Exercise input:
§

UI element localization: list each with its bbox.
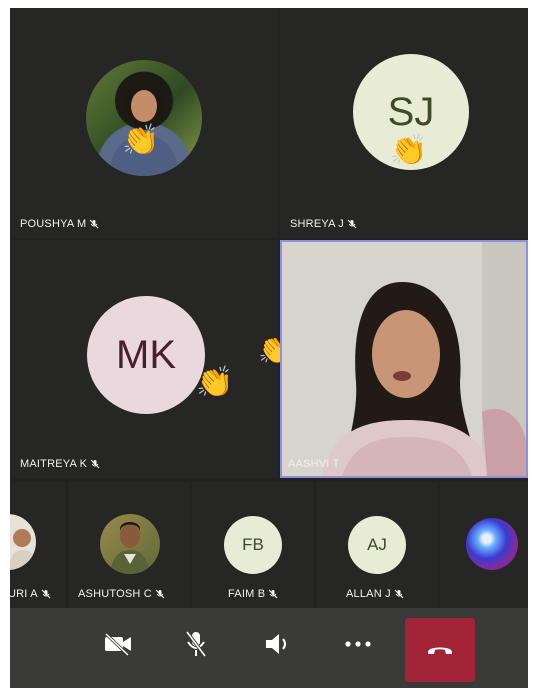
person-photo-icon — [108, 78, 180, 176]
avatar-ashutosh — [100, 514, 160, 574]
participant-name: POUSHYA M — [20, 218, 87, 230]
video-feed — [282, 242, 526, 476]
avatar-initials: SJ — [387, 89, 435, 134]
more-options-button[interactable] — [336, 622, 380, 666]
participant-name: SHREYA J — [290, 218, 344, 230]
mic-muted-icon — [155, 589, 165, 599]
participant-name-label: ALLAN J — [346, 588, 404, 600]
participant-name: URI A — [10, 588, 38, 600]
more-options-icon — [345, 641, 371, 647]
avatar-maitreya: MK — [87, 296, 205, 414]
person-photo-icon — [110, 522, 150, 574]
participant-tile-poushya[interactable]: 👏 POUSHYA M — [10, 8, 278, 238]
mic-muted-icon — [347, 219, 357, 229]
speaker-button[interactable] — [256, 622, 300, 666]
camera-toggle-button[interactable] — [96, 622, 140, 666]
end-call-button[interactable] — [405, 618, 475, 682]
avatar-partial — [466, 518, 518, 570]
participant-name: ASHUTOSH C — [78, 588, 152, 600]
avatar-initials: AJ — [367, 535, 387, 554]
mic-muted-icon — [41, 589, 51, 599]
participant-name: FAIM B — [228, 588, 266, 600]
participant-name: MAITREYA K — [20, 458, 88, 470]
avatar-initials: FB — [242, 535, 264, 554]
participant-name-label: SHREYA J — [290, 218, 357, 230]
clap-reaction-emoji: 👏 — [390, 134, 428, 167]
active-speaker-video-aashvi[interactable]: AASHVI T — [280, 240, 528, 478]
participant-name-label: AASHVI T — [288, 458, 340, 470]
avatar-faim: FB — [224, 516, 282, 574]
participant-photo-poushya — [86, 60, 202, 176]
mic-muted-icon — [268, 589, 278, 599]
person-photo-icon — [10, 529, 36, 570]
participant-name-label: ASHUTOSH C — [78, 588, 165, 600]
participant-name-label: FAIM B — [228, 588, 278, 600]
strip-tile-partial[interactable] — [440, 482, 528, 608]
participant-name-label: POUSHYA M — [20, 218, 99, 230]
clap-reaction-emoji: 👏 — [196, 366, 234, 399]
participant-name-label: MAITREYA K — [20, 458, 100, 470]
mic-toggle-button[interactable] — [174, 622, 218, 666]
strip-tile-ashutosh[interactable]: ASHUTOSH C — [68, 482, 190, 608]
clap-reaction-emoji: 👏 — [122, 124, 160, 157]
end-call-icon — [428, 647, 452, 654]
meeting-window: 👏 POUSHYA M SJ 👏 SHREYA J MK 👏 👏 MAITREY… — [10, 8, 528, 688]
participant-name-label: URI A — [10, 588, 51, 600]
avatar-initials: MK — [116, 332, 176, 377]
mic-muted-icon — [89, 219, 99, 229]
strip-tile-allan[interactable]: AJ ALLAN J — [316, 482, 438, 608]
participant-tile-maitreya[interactable]: MK 👏 👏 MAITREYA K — [10, 240, 293, 478]
mic-off-icon — [185, 630, 207, 658]
participant-name: AASHVI T — [288, 458, 340, 470]
camera-off-icon — [104, 632, 131, 656]
participant-tile-shreya[interactable]: SJ 👏 SHREYA J — [280, 8, 528, 238]
strip-tile-faim[interactable]: FB FAIM B — [192, 482, 314, 608]
call-controls-bar — [10, 608, 528, 688]
participant-name: ALLAN J — [346, 588, 391, 600]
mic-muted-icon — [394, 589, 404, 599]
avatar-allan: AJ — [348, 516, 406, 574]
strip-tile-uri[interactable]: URI A — [10, 482, 66, 608]
mic-muted-icon — [90, 459, 100, 469]
avatar-uri — [10, 514, 36, 570]
speaker-icon — [266, 634, 286, 654]
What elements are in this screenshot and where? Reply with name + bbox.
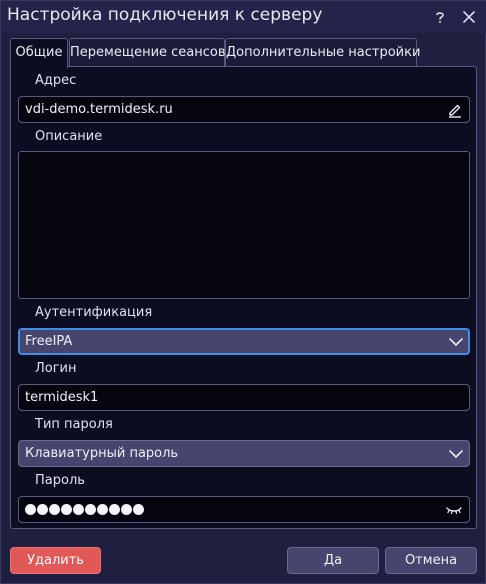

§

Could you copy all of the data above word for word, leaving the pictures out?

UI element localization: list each with its bbox.
person-photo-icon — [108, 78, 180, 176]
avatar-ashutosh — [100, 514, 160, 574]
participant-name: POUSHYA M — [20, 218, 87, 230]
video-feed — [282, 242, 526, 476]
avatar-initials: SJ — [387, 89, 435, 134]
more-options-button[interactable] — [336, 622, 380, 666]
participant-name: SHREYA J — [290, 218, 344, 230]
mic-muted-icon — [155, 589, 165, 599]
participant-name-label: ALLAN J — [346, 588, 404, 600]
participant-name: URI A — [10, 588, 38, 600]
more-options-icon — [345, 641, 371, 647]
avatar-maitreya: MK — [87, 296, 205, 414]
person-photo-icon — [110, 522, 150, 574]
participant-tile-poushya[interactable]: 👏 POUSHYA M — [10, 8, 278, 238]
mic-muted-icon — [347, 219, 357, 229]
speaker-button[interactable] — [256, 622, 300, 666]
camera-toggle-button[interactable] — [96, 622, 140, 666]
end-call-button[interactable] — [405, 618, 475, 682]
avatar-partial — [466, 518, 518, 570]
participant-name: ASHUTOSH C — [78, 588, 152, 600]
avatar-initials: AJ — [367, 535, 387, 554]
mic-muted-icon — [41, 589, 51, 599]
participant-name: FAIM B — [228, 588, 266, 600]
participant-name: MAITREYA K — [20, 458, 88, 470]
avatar-initials: FB — [242, 535, 264, 554]
participant-name-label: SHREYA J — [290, 218, 357, 230]
clap-reaction-emoji: 👏 — [390, 134, 428, 167]
active-speaker-video-aashvi[interactable]: AASHVI T — [280, 240, 528, 478]
participant-name-label: AASHVI T — [288, 458, 340, 470]
avatar-faim: FB — [224, 516, 282, 574]
participant-photo-poushya — [86, 60, 202, 176]
mic-muted-icon — [268, 589, 278, 599]
person-photo-icon — [10, 529, 36, 570]
participant-name-label: ASHUTOSH C — [78, 588, 165, 600]
participant-name-label: FAIM B — [228, 588, 278, 600]
strip-tile-partial[interactable] — [440, 482, 528, 608]
participant-name-label: POUSHYA M — [20, 218, 99, 230]
clap-reaction-emoji: 👏 — [196, 366, 234, 399]
participant-name-label: MAITREYA K — [20, 458, 100, 470]
mic-toggle-button[interactable] — [174, 622, 218, 666]
strip-tile-ashutosh[interactable]: ASHUTOSH C — [68, 482, 190, 608]
clap-reaction-emoji: 👏 — [122, 124, 160, 157]
end-call-icon — [428, 647, 452, 654]
meeting-window: 👏 POUSHYA M SJ 👏 SHREYA J MK 👏 👏 MAITREY… — [10, 8, 528, 688]
participant-name-label: URI A — [10, 588, 51, 600]
avatar-initials: MK — [116, 332, 176, 377]
mic-muted-icon — [89, 219, 99, 229]
strip-tile-allan[interactable]: AJ ALLAN J — [316, 482, 438, 608]
participant-tile-maitreya[interactable]: MK 👏 👏 MAITREYA K — [10, 240, 293, 478]
mic-off-icon — [185, 630, 207, 658]
participant-name: AASHVI T — [288, 458, 340, 470]
camera-off-icon — [104, 632, 131, 656]
participant-tile-shreya[interactable]: SJ 👏 SHREYA J — [280, 8, 528, 238]
strip-tile-faim[interactable]: FB FAIM B — [192, 482, 314, 608]
call-controls-bar — [10, 608, 528, 688]
participant-name: ALLAN J — [346, 588, 391, 600]
mic-muted-icon — [394, 589, 404, 599]
avatar-allan: AJ — [348, 516, 406, 574]
strip-tile-uri[interactable]: URI A — [10, 482, 66, 608]
mic-muted-icon — [90, 459, 100, 469]
avatar-uri — [10, 514, 36, 570]
speaker-icon — [266, 634, 286, 654]
What elements are in this screenshot and where? Reply with name + bbox.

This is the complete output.